■ The request
Copy every line from the material below that holds "decision".

** start Dataset content **

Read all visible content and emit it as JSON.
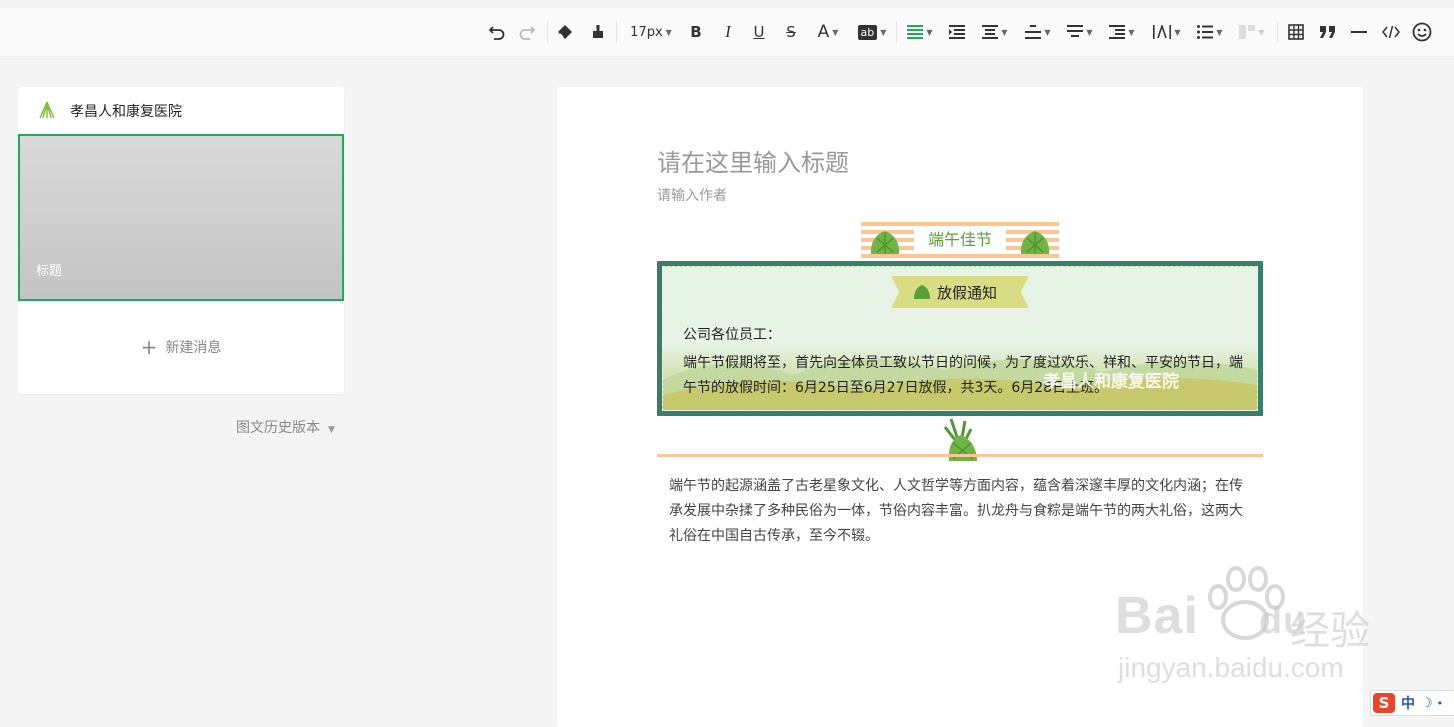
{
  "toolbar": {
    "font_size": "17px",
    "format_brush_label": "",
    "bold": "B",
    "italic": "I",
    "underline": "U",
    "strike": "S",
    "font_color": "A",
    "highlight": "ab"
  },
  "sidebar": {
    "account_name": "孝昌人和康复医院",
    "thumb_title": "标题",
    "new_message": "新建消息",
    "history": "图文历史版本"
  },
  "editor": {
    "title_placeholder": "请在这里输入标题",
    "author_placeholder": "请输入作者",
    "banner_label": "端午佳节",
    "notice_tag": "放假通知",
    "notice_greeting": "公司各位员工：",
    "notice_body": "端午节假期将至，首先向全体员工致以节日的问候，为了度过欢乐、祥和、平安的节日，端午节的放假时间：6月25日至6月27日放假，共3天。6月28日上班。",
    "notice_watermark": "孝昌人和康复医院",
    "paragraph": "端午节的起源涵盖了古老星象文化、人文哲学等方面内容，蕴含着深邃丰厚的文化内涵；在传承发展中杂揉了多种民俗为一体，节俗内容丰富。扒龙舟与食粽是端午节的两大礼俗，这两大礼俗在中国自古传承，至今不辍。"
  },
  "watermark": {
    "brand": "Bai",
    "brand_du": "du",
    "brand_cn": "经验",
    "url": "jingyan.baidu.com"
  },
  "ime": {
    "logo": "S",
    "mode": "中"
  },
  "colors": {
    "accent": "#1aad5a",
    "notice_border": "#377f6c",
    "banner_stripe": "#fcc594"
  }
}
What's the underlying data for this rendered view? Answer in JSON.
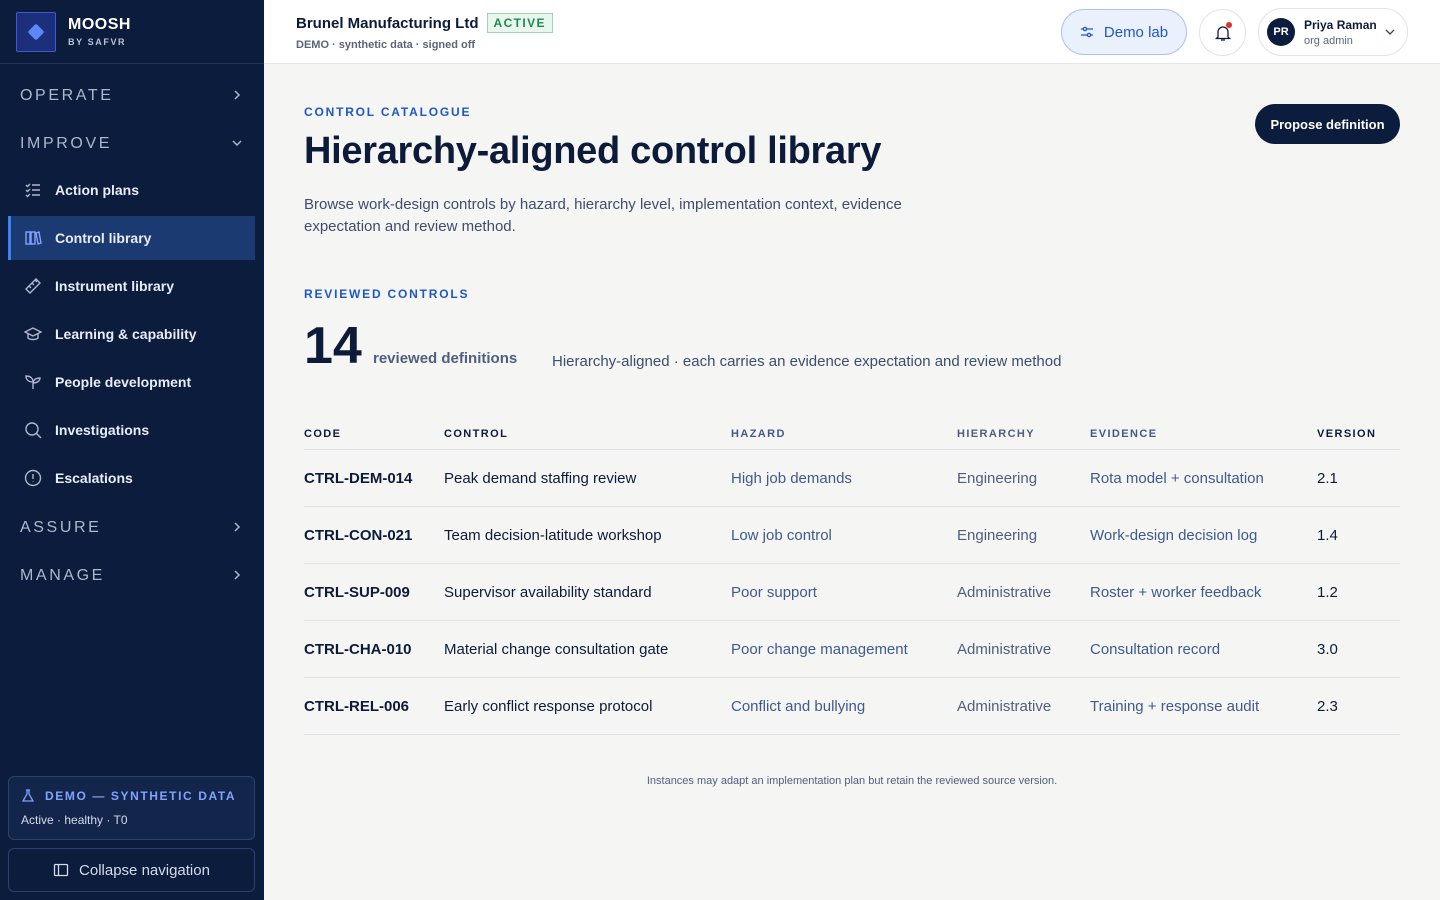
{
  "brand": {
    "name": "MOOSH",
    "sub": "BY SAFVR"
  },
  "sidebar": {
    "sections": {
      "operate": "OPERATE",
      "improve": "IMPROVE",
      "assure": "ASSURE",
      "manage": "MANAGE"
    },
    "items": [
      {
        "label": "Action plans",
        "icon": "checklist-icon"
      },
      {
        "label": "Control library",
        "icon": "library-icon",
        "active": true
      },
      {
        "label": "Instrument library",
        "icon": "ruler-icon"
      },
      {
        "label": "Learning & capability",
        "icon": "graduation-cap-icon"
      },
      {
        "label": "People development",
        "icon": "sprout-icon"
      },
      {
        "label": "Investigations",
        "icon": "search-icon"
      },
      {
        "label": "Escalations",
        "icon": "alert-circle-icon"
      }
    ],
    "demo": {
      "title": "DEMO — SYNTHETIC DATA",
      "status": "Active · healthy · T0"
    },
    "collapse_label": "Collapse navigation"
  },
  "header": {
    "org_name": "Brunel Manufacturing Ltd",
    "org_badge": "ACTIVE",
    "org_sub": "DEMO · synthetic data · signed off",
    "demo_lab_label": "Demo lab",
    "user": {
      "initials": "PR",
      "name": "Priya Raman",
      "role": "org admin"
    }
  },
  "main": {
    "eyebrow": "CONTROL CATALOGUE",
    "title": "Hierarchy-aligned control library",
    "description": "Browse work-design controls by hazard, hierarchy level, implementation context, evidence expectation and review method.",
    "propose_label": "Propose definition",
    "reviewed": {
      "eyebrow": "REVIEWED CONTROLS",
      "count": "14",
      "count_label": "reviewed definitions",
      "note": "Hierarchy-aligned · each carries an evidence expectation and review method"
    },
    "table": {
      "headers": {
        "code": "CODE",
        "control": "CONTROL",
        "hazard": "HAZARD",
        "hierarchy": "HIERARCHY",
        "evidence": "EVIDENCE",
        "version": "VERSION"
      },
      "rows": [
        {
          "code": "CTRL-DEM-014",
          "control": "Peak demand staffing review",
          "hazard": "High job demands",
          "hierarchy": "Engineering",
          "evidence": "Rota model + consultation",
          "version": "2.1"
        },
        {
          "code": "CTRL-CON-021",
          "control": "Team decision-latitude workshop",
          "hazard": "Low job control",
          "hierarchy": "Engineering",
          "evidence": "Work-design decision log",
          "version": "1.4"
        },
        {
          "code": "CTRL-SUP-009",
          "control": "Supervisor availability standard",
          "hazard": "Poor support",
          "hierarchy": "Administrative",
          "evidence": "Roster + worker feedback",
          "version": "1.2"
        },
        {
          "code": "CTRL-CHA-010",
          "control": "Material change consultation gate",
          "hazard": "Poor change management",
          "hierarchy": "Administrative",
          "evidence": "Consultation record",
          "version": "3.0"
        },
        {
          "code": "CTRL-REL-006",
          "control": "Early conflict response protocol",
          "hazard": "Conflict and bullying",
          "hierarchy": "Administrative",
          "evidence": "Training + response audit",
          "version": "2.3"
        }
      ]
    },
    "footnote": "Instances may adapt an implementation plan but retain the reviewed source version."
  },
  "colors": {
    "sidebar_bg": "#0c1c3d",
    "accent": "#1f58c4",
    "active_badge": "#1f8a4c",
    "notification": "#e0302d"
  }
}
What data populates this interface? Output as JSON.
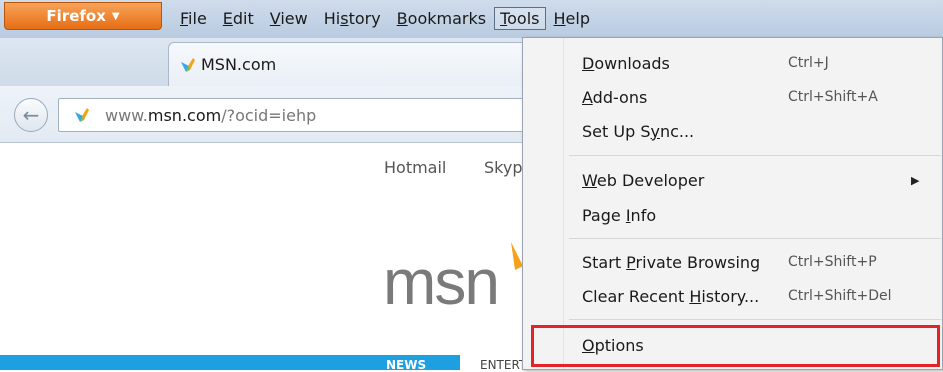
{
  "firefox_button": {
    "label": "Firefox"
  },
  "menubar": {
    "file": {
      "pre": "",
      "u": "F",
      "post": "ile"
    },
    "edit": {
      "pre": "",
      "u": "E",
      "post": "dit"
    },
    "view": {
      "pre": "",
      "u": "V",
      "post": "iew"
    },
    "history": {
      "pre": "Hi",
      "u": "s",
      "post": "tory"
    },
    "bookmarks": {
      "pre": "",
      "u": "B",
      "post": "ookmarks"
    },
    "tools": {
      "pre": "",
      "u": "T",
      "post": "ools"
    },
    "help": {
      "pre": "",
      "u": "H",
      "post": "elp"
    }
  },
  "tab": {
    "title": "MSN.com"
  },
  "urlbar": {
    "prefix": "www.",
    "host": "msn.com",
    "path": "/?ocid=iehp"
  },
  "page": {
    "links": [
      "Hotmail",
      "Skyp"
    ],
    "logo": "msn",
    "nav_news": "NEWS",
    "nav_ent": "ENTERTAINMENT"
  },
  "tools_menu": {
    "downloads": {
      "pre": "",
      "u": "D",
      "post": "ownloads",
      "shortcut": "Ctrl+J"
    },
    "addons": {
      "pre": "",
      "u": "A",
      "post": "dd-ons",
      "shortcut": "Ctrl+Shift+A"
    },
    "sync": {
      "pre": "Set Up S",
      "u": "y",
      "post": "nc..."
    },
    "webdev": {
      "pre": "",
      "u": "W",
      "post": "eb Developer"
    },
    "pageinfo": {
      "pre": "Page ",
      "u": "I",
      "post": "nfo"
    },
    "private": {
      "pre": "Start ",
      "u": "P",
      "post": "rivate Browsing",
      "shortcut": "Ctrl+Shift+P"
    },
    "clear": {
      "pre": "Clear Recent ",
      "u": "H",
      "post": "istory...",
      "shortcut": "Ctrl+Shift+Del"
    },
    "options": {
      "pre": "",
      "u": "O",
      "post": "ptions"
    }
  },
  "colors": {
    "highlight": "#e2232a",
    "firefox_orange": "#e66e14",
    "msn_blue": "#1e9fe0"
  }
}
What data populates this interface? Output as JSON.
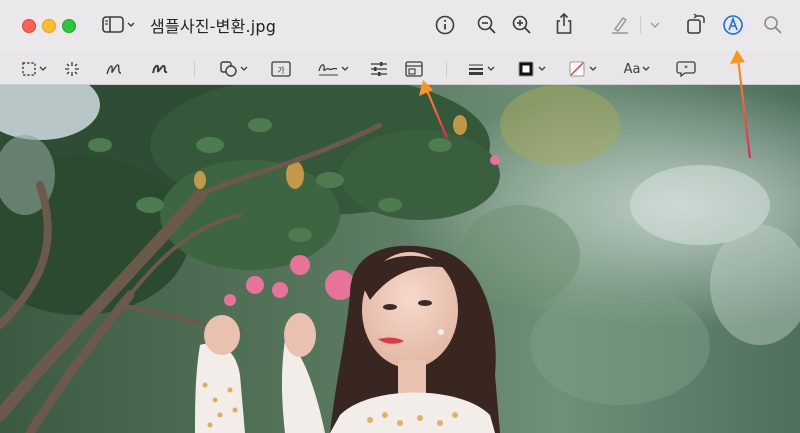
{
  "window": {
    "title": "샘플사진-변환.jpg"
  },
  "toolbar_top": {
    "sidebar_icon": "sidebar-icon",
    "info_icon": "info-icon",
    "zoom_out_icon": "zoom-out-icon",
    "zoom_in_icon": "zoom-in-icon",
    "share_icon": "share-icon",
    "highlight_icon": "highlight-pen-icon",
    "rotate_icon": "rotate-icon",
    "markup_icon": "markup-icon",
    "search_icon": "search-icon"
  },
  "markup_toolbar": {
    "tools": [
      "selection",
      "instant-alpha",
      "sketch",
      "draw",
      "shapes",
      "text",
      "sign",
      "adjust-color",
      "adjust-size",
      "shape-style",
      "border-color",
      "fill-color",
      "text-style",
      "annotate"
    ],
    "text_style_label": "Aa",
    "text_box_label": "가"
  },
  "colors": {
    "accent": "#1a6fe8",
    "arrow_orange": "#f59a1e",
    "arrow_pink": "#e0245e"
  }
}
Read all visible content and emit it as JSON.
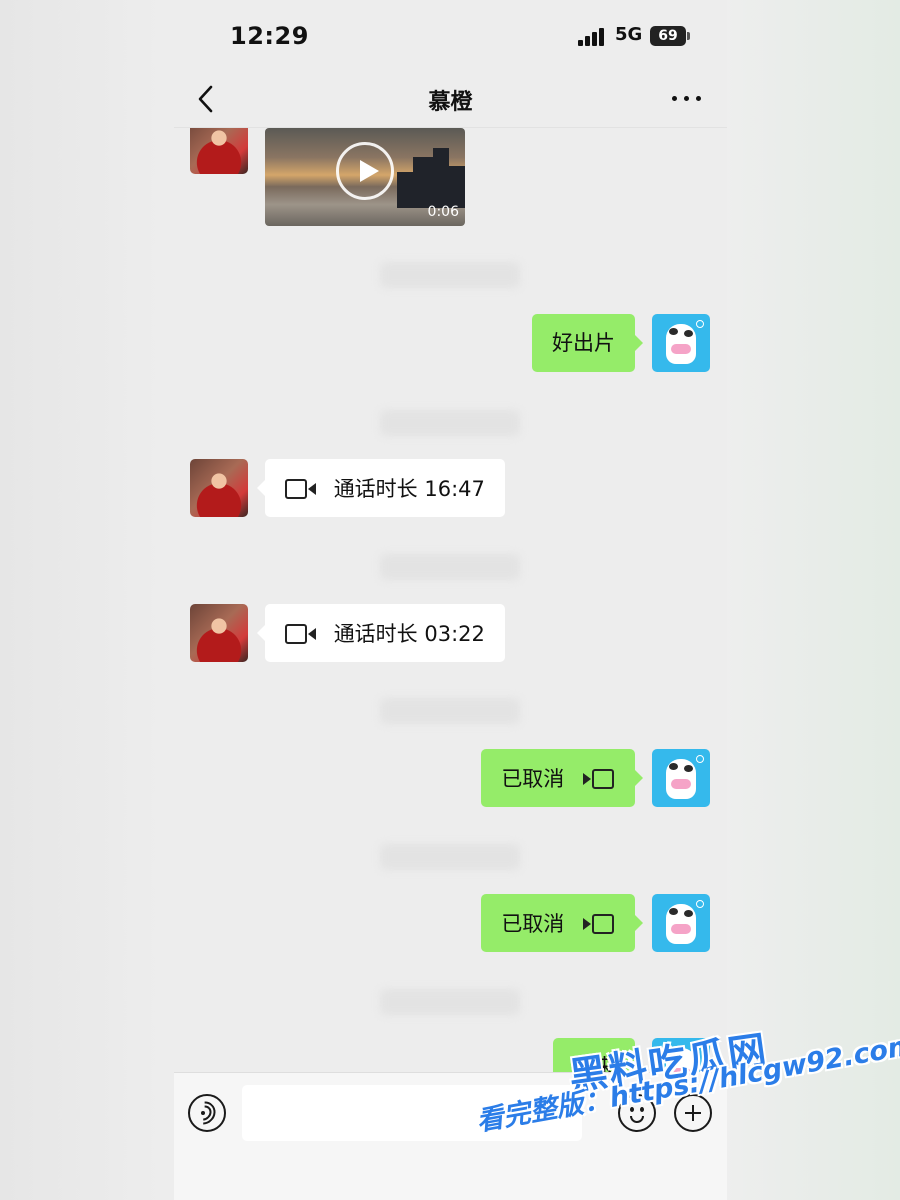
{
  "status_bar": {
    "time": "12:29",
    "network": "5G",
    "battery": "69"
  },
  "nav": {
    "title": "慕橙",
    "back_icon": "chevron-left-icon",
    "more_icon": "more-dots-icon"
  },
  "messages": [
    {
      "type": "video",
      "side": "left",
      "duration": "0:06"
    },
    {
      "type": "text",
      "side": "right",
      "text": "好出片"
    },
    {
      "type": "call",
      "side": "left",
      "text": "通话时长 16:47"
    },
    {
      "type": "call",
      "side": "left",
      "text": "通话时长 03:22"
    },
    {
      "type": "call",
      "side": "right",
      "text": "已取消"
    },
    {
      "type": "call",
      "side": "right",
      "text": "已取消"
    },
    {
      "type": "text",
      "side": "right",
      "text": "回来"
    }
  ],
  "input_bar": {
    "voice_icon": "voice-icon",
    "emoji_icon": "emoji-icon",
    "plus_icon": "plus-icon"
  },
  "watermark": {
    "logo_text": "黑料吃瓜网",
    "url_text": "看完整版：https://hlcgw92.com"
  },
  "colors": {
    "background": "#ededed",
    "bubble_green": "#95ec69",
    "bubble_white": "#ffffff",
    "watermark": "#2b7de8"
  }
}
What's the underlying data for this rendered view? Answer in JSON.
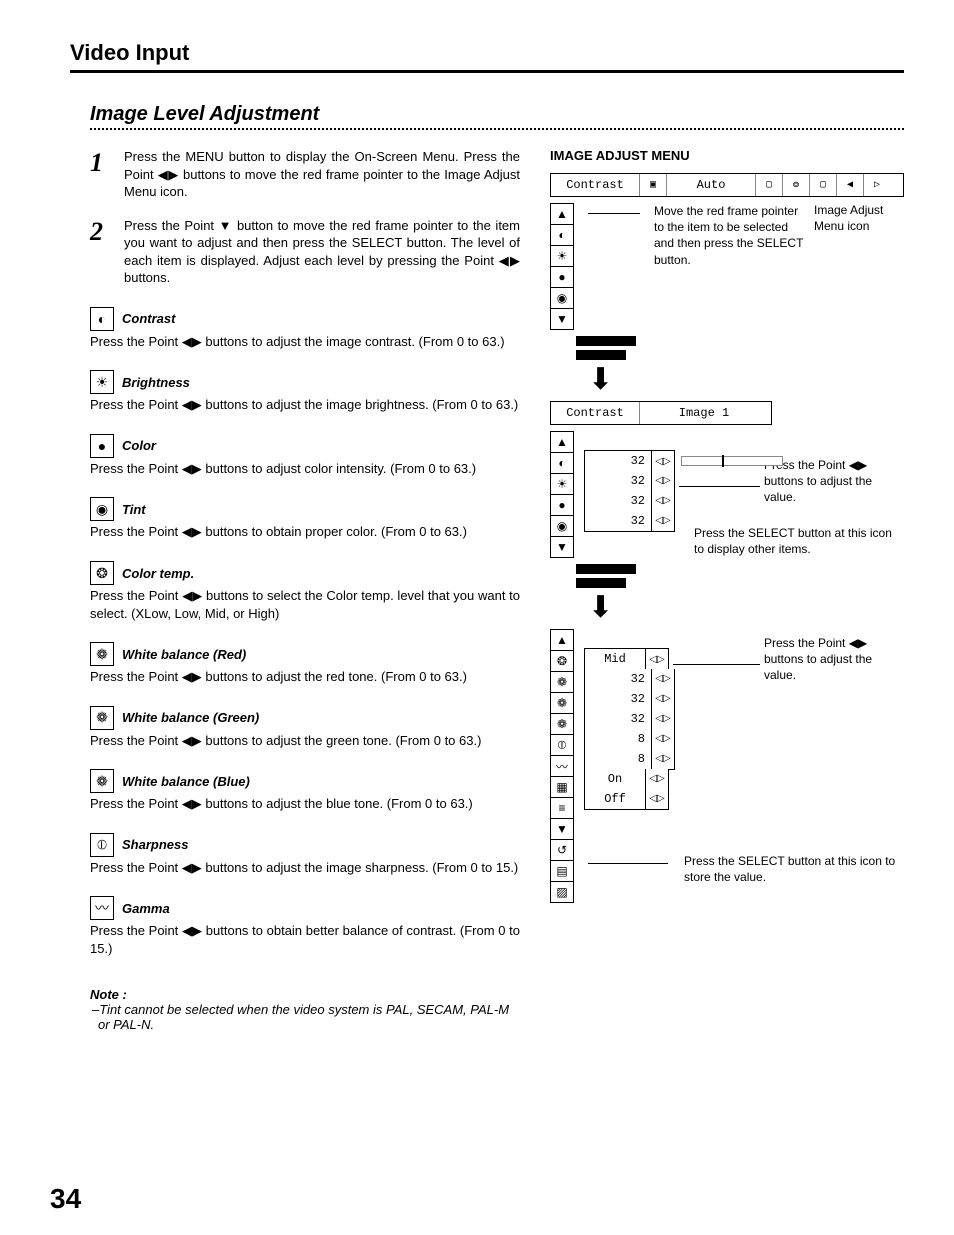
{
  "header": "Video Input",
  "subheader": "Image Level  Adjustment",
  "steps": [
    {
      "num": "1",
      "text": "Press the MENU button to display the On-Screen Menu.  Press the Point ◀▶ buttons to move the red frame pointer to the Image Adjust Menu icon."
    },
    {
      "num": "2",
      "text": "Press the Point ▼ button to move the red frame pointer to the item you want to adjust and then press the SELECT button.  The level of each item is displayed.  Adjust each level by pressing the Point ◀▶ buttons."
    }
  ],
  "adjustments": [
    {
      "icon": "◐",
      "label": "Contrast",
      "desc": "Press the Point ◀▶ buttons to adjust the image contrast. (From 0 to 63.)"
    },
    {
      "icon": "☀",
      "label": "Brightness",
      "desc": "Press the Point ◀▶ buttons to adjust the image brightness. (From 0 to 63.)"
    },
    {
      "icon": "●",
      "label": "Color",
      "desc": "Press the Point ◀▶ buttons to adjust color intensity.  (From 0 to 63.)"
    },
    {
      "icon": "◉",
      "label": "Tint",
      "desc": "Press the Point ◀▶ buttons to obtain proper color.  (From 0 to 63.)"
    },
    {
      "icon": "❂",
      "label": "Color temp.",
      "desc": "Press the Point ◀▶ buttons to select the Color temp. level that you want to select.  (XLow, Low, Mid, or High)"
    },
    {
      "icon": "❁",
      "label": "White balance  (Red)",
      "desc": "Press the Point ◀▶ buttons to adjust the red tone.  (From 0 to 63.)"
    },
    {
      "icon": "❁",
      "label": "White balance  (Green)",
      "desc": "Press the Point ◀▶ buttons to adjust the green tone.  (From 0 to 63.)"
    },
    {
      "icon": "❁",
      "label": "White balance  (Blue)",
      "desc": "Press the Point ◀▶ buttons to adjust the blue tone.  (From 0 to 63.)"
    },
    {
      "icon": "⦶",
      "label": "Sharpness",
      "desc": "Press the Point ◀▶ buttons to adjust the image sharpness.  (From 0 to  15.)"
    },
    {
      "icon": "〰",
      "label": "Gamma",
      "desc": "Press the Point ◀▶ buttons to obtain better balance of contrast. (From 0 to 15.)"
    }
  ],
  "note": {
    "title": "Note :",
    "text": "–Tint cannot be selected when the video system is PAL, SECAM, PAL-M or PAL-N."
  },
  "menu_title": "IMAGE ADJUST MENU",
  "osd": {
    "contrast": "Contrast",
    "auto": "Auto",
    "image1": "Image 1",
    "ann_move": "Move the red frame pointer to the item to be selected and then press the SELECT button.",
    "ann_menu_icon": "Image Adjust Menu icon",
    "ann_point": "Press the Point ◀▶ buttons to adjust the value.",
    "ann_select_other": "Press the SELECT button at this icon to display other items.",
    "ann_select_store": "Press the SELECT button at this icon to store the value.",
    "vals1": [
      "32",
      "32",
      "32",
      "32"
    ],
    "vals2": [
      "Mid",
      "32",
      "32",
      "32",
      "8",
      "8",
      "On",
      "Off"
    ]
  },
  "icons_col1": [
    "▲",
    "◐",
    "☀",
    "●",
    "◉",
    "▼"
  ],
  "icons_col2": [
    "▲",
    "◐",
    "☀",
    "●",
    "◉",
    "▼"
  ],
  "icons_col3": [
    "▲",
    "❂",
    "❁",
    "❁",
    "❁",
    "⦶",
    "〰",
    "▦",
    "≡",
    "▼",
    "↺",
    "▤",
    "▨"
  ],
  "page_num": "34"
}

** end Dataset content **

■ The answer
          "control": "Team decision-latitude workshop",
          "evidence": "Work-design decision log",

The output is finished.